Extracted records:
:::

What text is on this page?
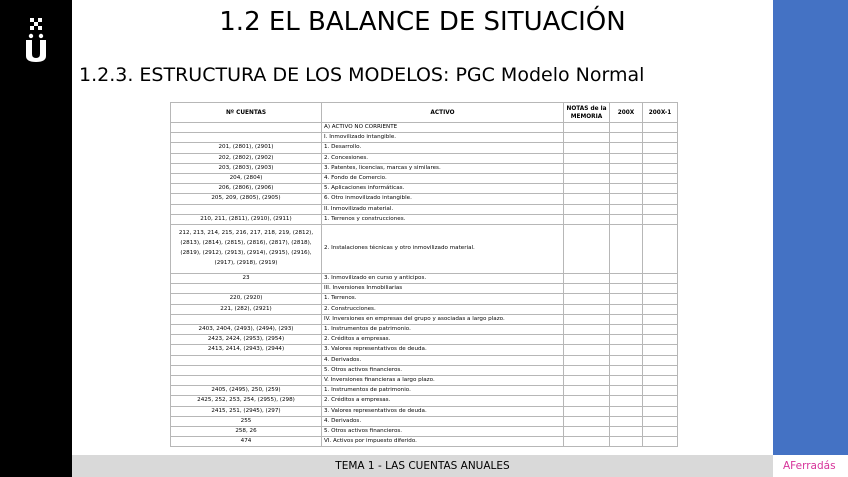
1.2 EL BALANCE DE SITUACIÓN
1.2.3. ESTRUCTURA DE LOS MODELOS: PGC Modelo Normal
Nº CUENTAS	ACTIVO	NOTAS de la MEMORIA	200X	200X-1
	A) ACTIVO NO CORRIENTE			
	I. Inmovilizado intangible.			
201, (2801), (2901)	1. Desarrollo.			
202, (2802), (2902)	2. Concesiones.			
203, (2803), (2903)	3. Patentes, licencias, marcas y similares.			
204, (2804)	4. Fondo de Comercio.			
206, (2806), (2906)	5. Aplicaciones informáticas.			
205, 209, (2805), (2905)	6. Otro inmovilizado intangible.			
	II. Inmovilizado material.			
210, 211, (2811), (2910), (2911)	1. Terrenos y construcciones.			
212, 213, 214, 215, 216, 217, 218, 219, (2812), (2813), (2814), (2815), (2816), (2817), (2818), (2819), (2912), (2913), (2914), (2915), (2916), (2917), (2918), (2919)	2. Instalaciones técnicas y otro inmovilizado material.			
23	3. Inmovilizado en curso y anticipos.			
	III. Inversiones Inmobiliarias			
220, (2920)	1. Terrenos.			
221, (282), (2921)	2. Construcciones.			
	IV. Inversiones en empresas del grupo y asociadas a largo plazo.			
2403, 2404, (2493), (2494), (293)	1. Instrumentos de patrimonio.			
2423, 2424, (2953), (2954)	2. Créditos a empresas.			
2413, 2414, (2943), (2944)	3. Valores representativos de deuda.			
	4. Derivados.			
	5. Otros activos financieros.			
	V. Inversiones financieras a largo plazo.			
2405, (2495), 250, (259)	1. Instrumentos de patrimonio.			
2425, 252, 253, 254, (2955), (298)	2. Créditos a empresas.			
2415, 251, (2945), (297)	3. Valores representativos de deuda.			
255	4. Derivados.			
258, 26	5. Otros activos financieros.			
474	VI. Activos por impuesto diferido.			
TEMA 1 - LAS CUENTAS ANUALES	AFerradás
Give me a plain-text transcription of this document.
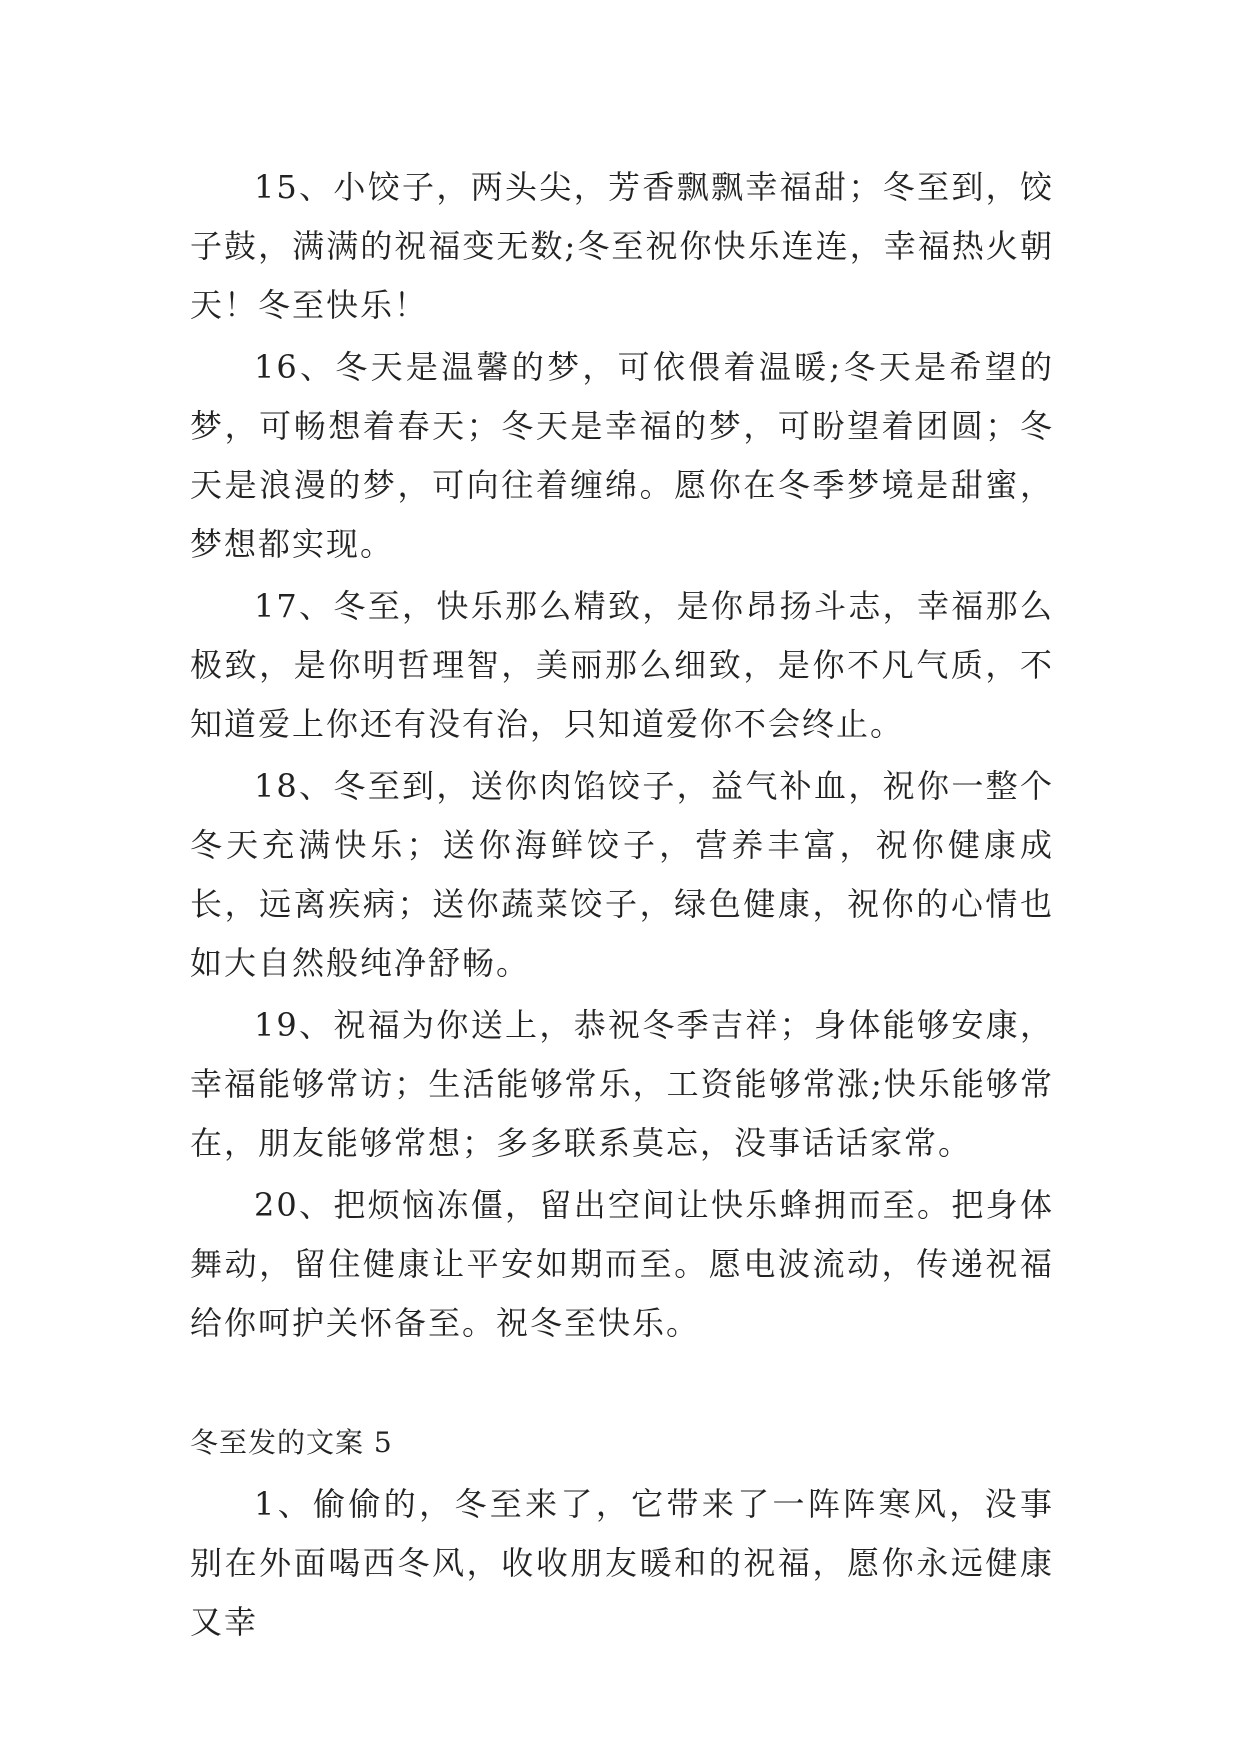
15、小饺子，两头尖，芳香飘飘幸福甜；冬至到，饺子鼓，满满的祝福变无数;冬至祝你快乐连连，幸福热火朝天！冬至快乐！

16、冬天是温馨的梦，可依偎着温暖;冬天是希望的梦，可畅想着春天；冬天是幸福的梦，可盼望着团圆；冬天是浪漫的梦，可向往着缠绵。愿你在冬季梦境是甜蜜，梦想都实现。

17、冬至，快乐那么精致，是你昂扬斗志，幸福那么极致，是你明哲理智，美丽那么细致，是你不凡气质，不知道爱上你还有没有治，只知道爱你不会终止。

18、冬至到，送你肉馅饺子，益气补血，祝你一整个冬天充满快乐；送你海鲜饺子，营养丰富，祝你健康成长，远离疾病；送你蔬菜饺子，绿色健康，祝你的心情也如大自然般纯净舒畅。

19、祝福为你送上，恭祝冬季吉祥；身体能够安康，幸福能够常访；生活能够常乐，工资能够常涨;快乐能够常在，朋友能够常想；多多联系莫忘，没事话话家常。

20、把烦恼冻僵，留出空间让快乐蜂拥而至。把身体舞动，留住健康让平安如期而至。愿电波流动，传递祝福给你呵护关怀备至。祝冬至快乐。

冬至发的文案 5

1、偷偷的，冬至来了，它带来了一阵阵寒风，没事别在外面喝西冬风，收收朋友暖和的祝福，愿你永远健康又幸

:::

## Direction
Show the lines where the word "largo" appears in the entries.

## Solution below
	IV. Inversiones en empresas del grupo y asociadas a largo plazo.			
	V. Inversiones financieras a largo plazo.			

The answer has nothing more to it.